STORED RECORDS
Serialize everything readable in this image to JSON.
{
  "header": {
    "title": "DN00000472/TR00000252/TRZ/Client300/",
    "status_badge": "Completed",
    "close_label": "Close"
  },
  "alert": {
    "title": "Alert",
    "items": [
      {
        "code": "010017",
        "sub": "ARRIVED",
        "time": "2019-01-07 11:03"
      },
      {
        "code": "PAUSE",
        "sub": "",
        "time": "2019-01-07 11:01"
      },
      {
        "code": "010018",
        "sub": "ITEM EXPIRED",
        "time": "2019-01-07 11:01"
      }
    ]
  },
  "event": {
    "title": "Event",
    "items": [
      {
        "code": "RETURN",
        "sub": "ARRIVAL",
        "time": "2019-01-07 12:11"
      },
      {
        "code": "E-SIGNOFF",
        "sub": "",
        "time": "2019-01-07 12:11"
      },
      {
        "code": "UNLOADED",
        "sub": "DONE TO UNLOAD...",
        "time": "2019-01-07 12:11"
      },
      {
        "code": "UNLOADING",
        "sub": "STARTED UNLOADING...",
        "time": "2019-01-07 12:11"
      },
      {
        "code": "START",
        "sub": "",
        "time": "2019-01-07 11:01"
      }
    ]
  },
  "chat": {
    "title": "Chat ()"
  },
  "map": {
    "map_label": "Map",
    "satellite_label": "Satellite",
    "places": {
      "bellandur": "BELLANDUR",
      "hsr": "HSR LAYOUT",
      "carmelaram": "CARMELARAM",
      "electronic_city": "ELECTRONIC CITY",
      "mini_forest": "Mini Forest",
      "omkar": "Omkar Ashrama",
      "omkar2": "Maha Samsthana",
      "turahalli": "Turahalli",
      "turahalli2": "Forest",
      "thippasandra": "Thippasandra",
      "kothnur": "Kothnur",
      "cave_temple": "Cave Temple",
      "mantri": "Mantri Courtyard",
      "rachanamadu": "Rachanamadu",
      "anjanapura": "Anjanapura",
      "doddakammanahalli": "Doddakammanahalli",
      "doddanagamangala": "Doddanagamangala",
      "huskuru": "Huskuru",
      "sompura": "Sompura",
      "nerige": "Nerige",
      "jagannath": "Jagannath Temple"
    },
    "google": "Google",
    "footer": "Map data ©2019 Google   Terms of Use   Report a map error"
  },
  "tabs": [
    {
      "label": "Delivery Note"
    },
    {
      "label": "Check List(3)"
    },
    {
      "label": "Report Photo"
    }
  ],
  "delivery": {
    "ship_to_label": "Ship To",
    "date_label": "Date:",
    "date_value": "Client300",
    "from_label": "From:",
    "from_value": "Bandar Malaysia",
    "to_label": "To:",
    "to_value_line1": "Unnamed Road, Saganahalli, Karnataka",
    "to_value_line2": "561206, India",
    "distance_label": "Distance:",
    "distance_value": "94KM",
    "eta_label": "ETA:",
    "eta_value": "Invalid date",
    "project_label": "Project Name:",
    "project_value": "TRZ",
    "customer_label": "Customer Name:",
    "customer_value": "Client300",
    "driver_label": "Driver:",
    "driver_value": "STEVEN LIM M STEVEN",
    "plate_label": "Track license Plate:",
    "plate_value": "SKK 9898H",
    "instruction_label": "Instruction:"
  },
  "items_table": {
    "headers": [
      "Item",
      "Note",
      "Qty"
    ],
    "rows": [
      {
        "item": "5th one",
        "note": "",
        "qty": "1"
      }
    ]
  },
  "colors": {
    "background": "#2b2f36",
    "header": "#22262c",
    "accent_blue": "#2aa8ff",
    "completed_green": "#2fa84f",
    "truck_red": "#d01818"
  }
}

SHORT TASK
For this exercise, gather every line of the data that contains the word "UNLOADING".

RESULT OF THE TASK
        "code": "UNLOADING",
        "sub": "STARTED UNLOADING...",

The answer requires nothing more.